* [Data rows]
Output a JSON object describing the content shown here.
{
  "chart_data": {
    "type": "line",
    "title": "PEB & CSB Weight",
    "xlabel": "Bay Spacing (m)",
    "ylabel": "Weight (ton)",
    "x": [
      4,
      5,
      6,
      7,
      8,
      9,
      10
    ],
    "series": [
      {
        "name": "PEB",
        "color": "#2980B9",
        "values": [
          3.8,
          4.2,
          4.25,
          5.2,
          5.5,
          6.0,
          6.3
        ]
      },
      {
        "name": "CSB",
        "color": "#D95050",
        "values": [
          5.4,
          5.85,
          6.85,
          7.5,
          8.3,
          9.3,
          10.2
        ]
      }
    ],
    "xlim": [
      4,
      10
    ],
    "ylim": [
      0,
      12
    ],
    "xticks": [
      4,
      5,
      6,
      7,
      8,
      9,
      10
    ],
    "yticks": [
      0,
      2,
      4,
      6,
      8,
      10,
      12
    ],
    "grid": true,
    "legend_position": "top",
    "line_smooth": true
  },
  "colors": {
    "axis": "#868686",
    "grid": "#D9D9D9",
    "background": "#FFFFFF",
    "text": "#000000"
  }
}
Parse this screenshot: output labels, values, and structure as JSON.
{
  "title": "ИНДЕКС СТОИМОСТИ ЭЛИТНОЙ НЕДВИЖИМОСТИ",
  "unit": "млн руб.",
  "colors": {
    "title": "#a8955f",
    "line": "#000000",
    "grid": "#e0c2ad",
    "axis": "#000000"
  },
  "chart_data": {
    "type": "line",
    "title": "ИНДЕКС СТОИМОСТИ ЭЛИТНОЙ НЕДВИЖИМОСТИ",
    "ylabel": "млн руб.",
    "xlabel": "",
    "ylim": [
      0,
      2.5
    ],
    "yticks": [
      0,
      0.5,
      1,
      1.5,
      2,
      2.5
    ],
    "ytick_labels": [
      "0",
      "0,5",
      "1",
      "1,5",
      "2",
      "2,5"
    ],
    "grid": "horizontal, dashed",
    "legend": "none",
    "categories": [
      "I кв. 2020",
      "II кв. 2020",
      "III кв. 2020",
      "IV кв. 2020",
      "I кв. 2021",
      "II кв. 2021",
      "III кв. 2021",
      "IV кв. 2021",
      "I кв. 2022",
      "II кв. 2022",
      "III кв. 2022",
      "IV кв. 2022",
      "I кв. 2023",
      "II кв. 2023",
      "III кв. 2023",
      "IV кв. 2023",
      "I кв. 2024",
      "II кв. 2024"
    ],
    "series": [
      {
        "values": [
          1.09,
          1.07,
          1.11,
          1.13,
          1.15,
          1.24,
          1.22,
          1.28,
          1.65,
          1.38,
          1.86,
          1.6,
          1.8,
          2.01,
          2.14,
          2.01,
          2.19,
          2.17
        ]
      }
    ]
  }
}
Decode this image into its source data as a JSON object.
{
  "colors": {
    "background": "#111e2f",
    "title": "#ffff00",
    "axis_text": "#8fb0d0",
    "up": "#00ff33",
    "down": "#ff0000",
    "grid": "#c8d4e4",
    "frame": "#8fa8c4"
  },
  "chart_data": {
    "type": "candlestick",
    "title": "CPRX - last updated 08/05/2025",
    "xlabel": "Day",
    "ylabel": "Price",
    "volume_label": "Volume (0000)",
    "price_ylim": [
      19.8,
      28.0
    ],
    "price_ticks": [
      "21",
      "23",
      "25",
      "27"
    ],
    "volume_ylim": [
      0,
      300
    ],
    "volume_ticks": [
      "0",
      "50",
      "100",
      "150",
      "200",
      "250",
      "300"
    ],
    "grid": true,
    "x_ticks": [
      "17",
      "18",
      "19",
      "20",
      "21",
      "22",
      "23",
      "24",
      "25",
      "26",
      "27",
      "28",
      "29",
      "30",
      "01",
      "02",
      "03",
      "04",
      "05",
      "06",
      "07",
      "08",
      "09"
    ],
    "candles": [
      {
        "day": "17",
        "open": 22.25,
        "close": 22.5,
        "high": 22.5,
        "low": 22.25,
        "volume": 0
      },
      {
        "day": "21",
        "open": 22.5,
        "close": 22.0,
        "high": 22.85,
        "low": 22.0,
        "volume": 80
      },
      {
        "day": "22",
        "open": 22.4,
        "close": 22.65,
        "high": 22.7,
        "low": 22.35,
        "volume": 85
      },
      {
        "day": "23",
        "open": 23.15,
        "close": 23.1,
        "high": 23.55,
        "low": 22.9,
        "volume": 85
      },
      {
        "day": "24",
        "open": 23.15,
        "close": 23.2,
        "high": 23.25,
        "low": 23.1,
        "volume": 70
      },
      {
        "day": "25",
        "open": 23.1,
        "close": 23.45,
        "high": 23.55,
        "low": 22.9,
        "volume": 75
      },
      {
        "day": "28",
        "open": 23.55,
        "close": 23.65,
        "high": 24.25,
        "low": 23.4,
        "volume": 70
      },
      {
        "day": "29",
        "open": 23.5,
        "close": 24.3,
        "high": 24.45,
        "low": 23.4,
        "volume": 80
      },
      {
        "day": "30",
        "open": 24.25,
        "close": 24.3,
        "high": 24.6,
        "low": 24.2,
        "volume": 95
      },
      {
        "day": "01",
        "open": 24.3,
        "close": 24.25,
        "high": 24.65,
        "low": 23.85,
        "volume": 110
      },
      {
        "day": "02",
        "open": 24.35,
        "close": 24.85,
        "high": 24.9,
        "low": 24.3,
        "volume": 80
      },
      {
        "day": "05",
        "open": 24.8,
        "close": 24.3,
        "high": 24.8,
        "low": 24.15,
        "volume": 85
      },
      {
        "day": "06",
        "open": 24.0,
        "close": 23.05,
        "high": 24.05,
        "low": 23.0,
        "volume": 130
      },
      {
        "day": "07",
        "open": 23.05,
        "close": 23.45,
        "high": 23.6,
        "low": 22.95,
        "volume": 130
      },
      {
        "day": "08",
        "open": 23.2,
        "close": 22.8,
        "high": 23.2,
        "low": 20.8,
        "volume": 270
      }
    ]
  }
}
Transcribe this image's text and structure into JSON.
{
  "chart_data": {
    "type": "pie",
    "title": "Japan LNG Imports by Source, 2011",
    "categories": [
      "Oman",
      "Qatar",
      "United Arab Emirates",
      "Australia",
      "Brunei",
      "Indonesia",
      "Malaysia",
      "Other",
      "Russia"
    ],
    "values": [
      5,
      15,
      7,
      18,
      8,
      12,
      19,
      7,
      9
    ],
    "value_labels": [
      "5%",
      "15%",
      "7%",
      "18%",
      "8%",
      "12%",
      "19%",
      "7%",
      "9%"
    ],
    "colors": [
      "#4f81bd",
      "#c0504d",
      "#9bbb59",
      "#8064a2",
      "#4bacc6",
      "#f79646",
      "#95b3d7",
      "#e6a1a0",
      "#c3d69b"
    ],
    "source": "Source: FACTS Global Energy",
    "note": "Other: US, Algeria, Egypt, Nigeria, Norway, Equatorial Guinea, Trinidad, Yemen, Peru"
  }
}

* [Written exercise] Extract each entry in full, exactly as given.

* [Response]
Output a JSON object describing the content shown here.
{
  "chart_data": {
    "type": "line",
    "title": "PEB & CSB Weight",
    "xlabel": "Bay Spacing (m)",
    "ylabel": "Weight (ton)",
    "x": [
      4,
      5,
      6,
      7,
      8,
      9,
      10
    ],
    "series": [
      {
        "name": "PEB",
        "color": "#2980B9",
        "values": [
          3.8,
          4.2,
          4.25,
          5.2,
          5.5,
          6.0,
          6.3
        ]
      },
      {
        "name": "CSB",
        "color": "#D95050",
        "values": [
          5.4,
          5.85,
          6.85,
          7.5,
          8.3,
          9.3,
          10.2
        ]
      }
    ],
    "xlim": [
      4,
      10
    ],
    "ylim": [
      0,
      12
    ],
    "xticks": [
      4,
      5,
      6,
      7,
      8,
      9,
      10
    ],
    "yticks": [
      0,
      2,
      4,
      6,
      8,
      10,
      12
    ],
    "grid": true,
    "legend_position": "top",
    "line_smooth": true
  },
  "colors": {
    "axis": "#868686",
    "grid": "#D9D9D9",
    "background": "#FFFFFF",
    "text": "#000000"
  }
}
Parse this screenshot: output labels, values, and structure as JSON.
{
  "title": "ИНДЕКС СТОИМОСТИ ЭЛИТНОЙ НЕДВИЖИМОСТИ",
  "unit": "млн руб.",
  "colors": {
    "title": "#a8955f",
    "line": "#000000",
    "grid": "#e0c2ad",
    "axis": "#000000"
  },
  "chart_data": {
    "type": "line",
    "title": "ИНДЕКС СТОИМОСТИ ЭЛИТНОЙ НЕДВИЖИМОСТИ",
    "ylabel": "млн руб.",
    "xlabel": "",
    "ylim": [
      0,
      2.5
    ],
    "yticks": [
      0,
      0.5,
      1,
      1.5,
      2,
      2.5
    ],
    "ytick_labels": [
      "0",
      "0,5",
      "1",
      "1,5",
      "2",
      "2,5"
    ],
    "grid": "horizontal, dashed",
    "legend": "none",
    "categories": [
      "I кв. 2020",
      "II кв. 2020",
      "III кв. 2020",
      "IV кв. 2020",
      "I кв. 2021",
      "II кв. 2021",
      "III кв. 2021",
      "IV кв. 2021",
      "I кв. 2022",
      "II кв. 2022",
      "III кв. 2022",
      "IV кв. 2022",
      "I кв. 2023",
      "II кв. 2023",
      "III кв. 2023",
      "IV кв. 2023",
      "I кв. 2024",
      "II кв. 2024"
    ],
    "series": [
      {
        "values": [
          1.09,
          1.07,
          1.11,
          1.13,
          1.15,
          1.24,
          1.22,
          1.28,
          1.65,
          1.38,
          1.86,
          1.6,
          1.8,
          2.01,
          2.14,
          2.01,
          2.19,
          2.17
        ]
      }
    ]
  }
}
Decode this image into its source data as a JSON object.
{
  "colors": {
    "background": "#111e2f",
    "title": "#ffff00",
    "axis_text": "#8fb0d0",
    "up": "#00ff33",
    "down": "#ff0000",
    "grid": "#c8d4e4",
    "frame": "#8fa8c4"
  },
  "chart_data": {
    "type": "candlestick",
    "title": "CPRX - last updated 08/05/2025",
    "xlabel": "Day",
    "ylabel": "Price",
    "volume_label": "Volume (0000)",
    "price_ylim": [
      19.8,
      28.0
    ],
    "price_ticks": [
      "21",
      "23",
      "25",
      "27"
    ],
    "volume_ylim": [
      0,
      300
    ],
    "volume_ticks": [
      "0",
      "50",
      "100",
      "150",
      "200",
      "250",
      "300"
    ],
    "grid": true,
    "x_ticks": [
      "17",
      "18",
      "19",
      "20",
      "21",
      "22",
      "23",
      "24",
      "25",
      "26",
      "27",
      "28",
      "29",
      "30",
      "01",
      "02",
      "03",
      "04",
      "05",
      "06",
      "07",
      "08",
      "09"
    ],
    "candles": [
      {
        "day": "17",
        "open": 22.25,
        "close": 22.5,
        "high": 22.5,
        "low": 22.25,
        "volume": 0
      },
      {
        "day": "21",
        "open": 22.5,
        "close": 22.0,
        "high": 22.85,
        "low": 22.0,
        "volume": 80
      },
      {
        "day": "22",
        "open": 22.4,
        "close": 22.65,
        "high": 22.7,
        "low": 22.35,
        "volume": 85
      },
      {
        "day": "23",
        "open": 23.15,
        "close": 23.1,
        "high": 23.55,
        "low": 22.9,
        "volume": 85
      },
      {
        "day": "24",
        "open": 23.15,
        "close": 23.2,
        "high": 23.25,
        "low": 23.1,
        "volume": 70
      },
      {
        "day": "25",
        "open": 23.1,
        "close": 23.45,
        "high": 23.55,
        "low": 22.9,
        "volume": 75
      },
      {
        "day": "28",
        "open": 23.55,
        "close": 23.65,
        "high": 24.25,
        "low": 23.4,
        "volume": 70
      },
      {
        "day": "29",
        "open": 23.5,
        "close": 24.3,
        "high": 24.45,
        "low": 23.4,
        "volume": 80
      },
      {
        "day": "30",
        "open": 24.25,
        "close": 24.3,
        "high": 24.6,
        "low": 24.2,
        "volume": 95
      },
      {
        "day": "01",
        "open": 24.3,
        "close": 24.25,
        "high": 24.65,
        "low": 23.85,
        "volume": 110
      },
      {
        "day": "02",
        "open": 24.35,
        "close": 24.85,
        "high": 24.9,
        "low": 24.3,
        "volume": 80
      },
      {
        "day": "05",
        "open": 24.8,
        "close": 24.3,
        "high": 24.8,
        "low": 24.15,
        "volume": 85
      },
      {
        "day": "06",
        "open": 24.0,
        "close": 23.05,
        "high": 24.05,
        "low": 23.0,
        "volume": 130
      },
      {
        "day": "07",
        "open": 23.05,
        "close": 23.45,
        "high": 23.6,
        "low": 22.95,
        "volume": 130
      },
      {
        "day": "08",
        "open": 23.2,
        "close": 22.8,
        "high": 23.2,
        "low": 20.8,
        "volume": 270
      }
    ]
  }
}
Transcribe this image's text and structure into JSON.
{
  "chart_data": {
    "type": "pie",
    "title": "Japan LNG Imports by Source, 2011",
    "categories": [
      "Oman",
      "Qatar",
      "United Arab Emirates",
      "Australia",
      "Brunei",
      "Indonesia",
      "Malaysia",
      "Other",
      "Russia"
    ],
    "values": [
      5,
      15,
      7,
      18,
      8,
      12,
      19,
      7,
      9
    ],
    "value_labels": [
      "5%",
      "15%",
      "7%",
      "18%",
      "8%",
      "12%",
      "19%",
      "7%",
      "9%"
    ],
    "colors": [
      "#4f81bd",
      "#c0504d",
      "#9bbb59",
      "#8064a2",
      "#4bacc6",
      "#f79646",
      "#95b3d7",
      "#e6a1a0",
      "#c3d69b"
    ],
    "source": "Source: FACTS Global Energy",
    "note": "Other: US, Algeria, Egypt, Nigeria, Norway, Equatorial Guinea, Trinidad, Yemen, Peru"
  }
}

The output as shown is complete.